PROBLEM TO WORK ON
Exact reproduction of all the data is required, with pictures excluded.

PROVIDED INFORMATION

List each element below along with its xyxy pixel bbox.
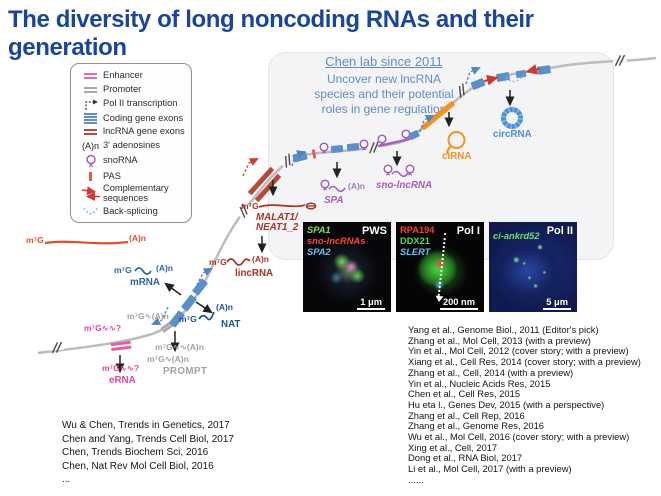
nat-cap: m⁷G <box>179 314 197 324</box>
reference: Wu & Chen, Trends in Genetics, 2017 <box>62 420 230 431</box>
reference: Zhang et al., Cell Rep, 2016 <box>408 409 525 421</box>
red-transcript-tail: (A)n <box>129 233 146 243</box>
reference: Zhang et al., Genome Res, 2016 <box>408 420 545 432</box>
reference: ... <box>62 474 71 485</box>
legend-box: Enhancer Promoter Pol II transcription C… <box>70 63 192 223</box>
reference: Chen, Nat Rev Mol Cell Biol, 2016 <box>62 460 214 472</box>
micrograph-title: Pol II <box>546 225 573 237</box>
reference-list-left: Wu & Chen, Trends in Genetics, 2017 Chen… <box>62 419 234 487</box>
chen-lab-heading: Chen lab since 2011 <box>325 54 443 69</box>
red-transcript-cap: m⁷G <box>26 235 44 245</box>
fluorescence-labels: SPA1 sno-lncRNAs SPA2 <box>307 225 366 257</box>
complementary-icon <box>78 186 103 202</box>
scale-bar: 5 μm <box>543 297 571 310</box>
reference: Dong et al., RNA Biol, 2017 <box>408 452 523 464</box>
scale-bar: 1 μm <box>357 297 385 310</box>
legend-item-pas: PAS <box>78 170 185 182</box>
lncrna-exons-icon <box>78 128 103 136</box>
adenosines-icon: (A)n <box>81 140 99 151</box>
legend-item-snorna: snoRNA <box>78 154 185 169</box>
coding-exons-icon <box>78 113 103 124</box>
reference: Zhang et al., Mol Cell, 2013 (with a pre… <box>408 334 591 346</box>
circrna-label: circRNA <box>493 129 532 140</box>
legend-item-adenosines: (A)n 3' adenosines <box>78 140 185 152</box>
pas-icon <box>78 171 103 181</box>
reference: Xing et al., Cell, 2017 <box>408 441 498 453</box>
nat-label: NAT <box>221 319 241 330</box>
dotted-arrow <box>437 233 447 296</box>
page-title: The diversity of long noncoding RNAs and… <box>8 6 534 61</box>
mrna-cap: m⁷G <box>114 265 132 275</box>
enhancer-box <box>110 340 132 351</box>
chen-lab-callout: Chen lab since 2011 Uncover new lncRNA s… <box>296 54 472 117</box>
prompt-sense-transcript: m⁷G∿(A)n <box>127 311 169 321</box>
lincrna-tail: (A)n <box>252 254 269 264</box>
reference: Wu et al., Mol Cell, 2016 (cover story; … <box>408 431 630 443</box>
fluorescence-labels: ci-ankrd52 <box>493 231 540 241</box>
malat1-label-1: MALAT1/ <box>256 212 298 223</box>
reference: Yin et al., Mol Cell, 2012 (cover story;… <box>408 345 629 357</box>
legend-item-complementary: Complementary sequences <box>78 183 185 203</box>
reference: Yin et al., Nucleic Acids Res, 2015 <box>408 377 551 389</box>
legend-item-back-splicing: Back-splicing <box>78 205 185 218</box>
chen-lab-line: species and their potential <box>314 87 454 101</box>
lincrna-cap: m⁷G <box>209 257 227 267</box>
reference: Zhang et al., Cell, 2014 (with a preview… <box>408 366 574 378</box>
reference-list-right: Yang et al., Genome Biol., 2011 (Editor'… <box>408 324 641 486</box>
legend-item-lncrna-exons: lncRNA gene exons <box>78 126 185 138</box>
spa-label: SPA <box>324 195 344 206</box>
prompt-transcript-1: m⁷G∿∿(A)n <box>155 342 204 352</box>
promoter-box <box>160 321 174 333</box>
erna-label: eRNA <box>109 375 136 386</box>
prompt-label: PROMPT <box>163 366 208 377</box>
nat-tail: (A)n <box>216 302 233 312</box>
sno-lncrna-label: sno-lncRNA <box>376 180 433 191</box>
reference: Hu eta l., Genes Dev, 2015 (with a persp… <box>408 398 605 410</box>
pol2-transcription-icon <box>78 98 103 111</box>
micrograph-pol1: RPA194 DDX21 SLERT Pol I 200 nm <box>396 222 484 312</box>
micrograph-pol2: ci-ankrd52 Pol II 5 μm <box>489 222 577 312</box>
cirna-label: ciRNA <box>442 151 472 162</box>
reference: Xiang et al., Cell Res, 2014 (cover stor… <box>408 356 641 368</box>
reference: Li et al., Mol Cell, 2017 (with a previe… <box>408 463 572 475</box>
prompt-transcript-2: m⁷G∿(A)n <box>147 354 189 364</box>
micrograph-title: PWS <box>361 225 387 237</box>
reference: Chen, Trends Biochem Sci, 2016 <box>62 447 209 458</box>
promoter-icon <box>78 86 103 93</box>
mrna-tail: (A)n <box>156 263 173 273</box>
malat1-label-2: NEAT1_2 <box>256 222 299 233</box>
back-splicing-icon <box>78 205 103 218</box>
micrograph-pws: SPA1 sno-lncRNAs SPA2 PWS 1 μm <box>303 222 391 312</box>
legend-item-pol2: Pol II transcription <box>78 98 185 111</box>
erna-sense-transcript: m⁷G∿∿? <box>84 323 122 333</box>
snorna-icon <box>78 154 103 169</box>
chen-lab-line: roles in gene regulation <box>321 102 447 116</box>
enhancer-icon <box>78 72 103 80</box>
reference: Chen et al., Cell Res, 2015 <box>408 388 521 400</box>
lincrna-label: lincRNA <box>235 268 274 279</box>
reference: Yang et al., Genome Biol., 2011 (Editor'… <box>408 324 599 335</box>
erna-transcript: m⁷G∿∿? <box>102 363 140 373</box>
reference: Chen and Yang, Trends Cell Biol, 2017 <box>62 433 234 445</box>
mrna-label: mRNA <box>130 277 160 288</box>
spa-tail: (A)n <box>348 181 365 191</box>
malat1-cap: m⁷G <box>241 201 259 211</box>
legend-item-enhancer: Enhancer <box>78 70 185 82</box>
micrograph-title: Pol I <box>456 225 480 237</box>
reference: ...... <box>408 473 424 485</box>
legend-item-promoter: Promoter <box>78 84 185 96</box>
chen-lab-line: Uncover new lncRNA <box>326 72 442 86</box>
scale-bar: 200 nm <box>439 297 478 310</box>
fluorescence-labels: RPA194 DDX21 SLERT <box>400 225 435 257</box>
legend-item-coding-exons: Coding gene exons <box>78 112 185 124</box>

RESPONSE TO THE EXERCISE
List each element below along with its xyxy pixel bbox.
nat-cap: m⁷G <box>179 314 197 324</box>
reference: Wu & Chen, Trends in Genetics, 2017 <box>62 420 230 431</box>
reference: Zhang et al., Cell Rep, 2016 <box>408 409 525 421</box>
red-transcript-tail: (A)n <box>129 233 146 243</box>
reference: Zhang et al., Genome Res, 2016 <box>408 420 545 432</box>
reference: ... <box>62 474 71 485</box>
legend-box: Enhancer Promoter Pol II transcription C… <box>70 63 192 223</box>
reference: Chen, Nat Rev Mol Cell Biol, 2016 <box>62 460 214 472</box>
micrograph-title: Pol II <box>546 225 573 237</box>
reference-list-left: Wu & Chen, Trends in Genetics, 2017 Chen… <box>62 419 234 487</box>
chen-lab-heading: Chen lab since 2011 <box>325 54 443 69</box>
red-transcript-cap: m⁷G <box>26 235 44 245</box>
fluorescence-labels: SPA1 sno-lncRNAs SPA2 <box>307 225 366 257</box>
complementary-icon <box>78 186 103 202</box>
scale-bar: 5 μm <box>543 297 571 310</box>
reference: Dong et al., RNA Biol, 2017 <box>408 452 523 464</box>
scale-bar: 1 μm <box>357 297 385 310</box>
legend-item-pas: PAS <box>78 170 185 182</box>
lncrna-exons-icon <box>78 128 103 136</box>
adenosines-icon: (A)n <box>81 140 99 151</box>
legend-item-snorna: snoRNA <box>78 154 185 169</box>
coding-exons-icon <box>78 113 103 124</box>
reference: Zhang et al., Mol Cell, 2013 (with a pre… <box>408 334 591 346</box>
circrna-label: circRNA <box>493 129 532 140</box>
legend-item-adenosines: (A)n 3' adenosines <box>78 140 185 152</box>
pas-icon <box>78 171 103 181</box>
reference: Xing et al., Cell, 2017 <box>408 441 498 453</box>
nat-label: NAT <box>221 319 241 330</box>
dotted-arrow <box>437 233 447 296</box>
page-title: The diversity of long noncoding RNAs and… <box>8 6 534 61</box>
mrna-cap: m⁷G <box>114 265 132 275</box>
enhancer-box <box>110 340 132 351</box>
chen-lab-callout: Chen lab since 2011 Uncover new lncRNA s… <box>296 54 472 117</box>
prompt-sense-transcript: m⁷G∿(A)n <box>127 311 169 321</box>
lincrna-tail: (A)n <box>252 254 269 264</box>
reference: Wu et al., Mol Cell, 2016 (cover story; … <box>408 431 630 443</box>
fluorescence-labels: ci-ankrd52 <box>493 231 540 241</box>
malat1-label-1: MALAT1/ <box>256 212 298 223</box>
reference: Yin et al., Mol Cell, 2012 (cover story;… <box>408 345 629 357</box>
legend-item-complementary: Complementary sequences <box>78 183 185 203</box>
reference: Yin et al., Nucleic Acids Res, 2015 <box>408 377 551 389</box>
legend-item-back-splicing: Back-splicing <box>78 205 185 218</box>
chen-lab-line: species and their potential <box>314 87 454 101</box>
lincrna-cap: m⁷G <box>209 257 227 267</box>
reference: Zhang et al., Cell, 2014 (with a preview… <box>408 366 574 378</box>
reference-list-right: Yang et al., Genome Biol., 2011 (Editor'… <box>408 324 641 486</box>
legend-item-lncrna-exons: lncRNA gene exons <box>78 126 185 138</box>
spa-label: SPA <box>324 195 344 206</box>
prompt-transcript-1: m⁷G∿∿(A)n <box>155 342 204 352</box>
promoter-box <box>160 321 174 333</box>
erna-label: eRNA <box>109 375 136 386</box>
prompt-label: PROMPT <box>163 366 208 377</box>
nat-tail: (A)n <box>216 302 233 312</box>
sno-lncrna-label: sno-lncRNA <box>376 180 433 191</box>
reference: Hu eta l., Genes Dev, 2015 (with a persp… <box>408 398 605 410</box>
pol2-transcription-icon <box>78 98 103 111</box>
micrograph-pol1: RPA194 DDX21 SLERT Pol I 200 nm <box>396 222 484 312</box>
micrograph-pol2: ci-ankrd52 Pol II 5 μm <box>489 222 577 312</box>
cirna-label: ciRNA <box>442 151 472 162</box>
reference: Xiang et al., Cell Res, 2014 (cover stor… <box>408 356 641 368</box>
reference: Li et al., Mol Cell, 2017 (with a previe… <box>408 463 572 475</box>
prompt-transcript-2: m⁷G∿(A)n <box>147 354 189 364</box>
micrograph-title: PWS <box>361 225 387 237</box>
reference: Chen, Trends Biochem Sci, 2016 <box>62 447 209 458</box>
promoter-icon <box>78 86 103 93</box>
mrna-tail: (A)n <box>156 263 173 273</box>
malat1-label-2: NEAT1_2 <box>256 222 299 233</box>
back-splicing-icon <box>78 205 103 218</box>
micrograph-pws: SPA1 sno-lncRNAs SPA2 PWS 1 μm <box>303 222 391 312</box>
legend-item-pol2: Pol II transcription <box>78 98 185 111</box>
erna-sense-transcript: m⁷G∿∿? <box>84 323 122 333</box>
snorna-icon <box>78 154 103 169</box>
chen-lab-line: roles in gene regulation <box>321 102 447 116</box>
enhancer-icon <box>78 72 103 80</box>
reference: Chen et al., Cell Res, 2015 <box>408 388 521 400</box>
lincrna-label: lincRNA <box>235 268 274 279</box>
reference: Yang et al., Genome Biol., 2011 (Editor'… <box>408 324 599 335</box>
erna-transcript: m⁷G∿∿? <box>102 363 140 373</box>
reference: Chen and Yang, Trends Cell Biol, 2017 <box>62 433 234 445</box>
mrna-label: mRNA <box>130 277 160 288</box>
spa-tail: (A)n <box>348 181 365 191</box>
malat1-cap: m⁷G <box>241 201 259 211</box>
legend-item-enhancer: Enhancer <box>78 70 185 82</box>
micrograph-title: Pol I <box>456 225 480 237</box>
reference: ...... <box>408 473 424 485</box>
legend-item-promoter: Promoter <box>78 84 185 96</box>
chen-lab-line: Uncover new lncRNA <box>326 72 442 86</box>
scale-bar: 200 nm <box>439 297 478 310</box>
fluorescence-labels: RPA194 DDX21 SLERT <box>400 225 435 257</box>
legend-item-coding-exons: Coding gene exons <box>78 112 185 124</box>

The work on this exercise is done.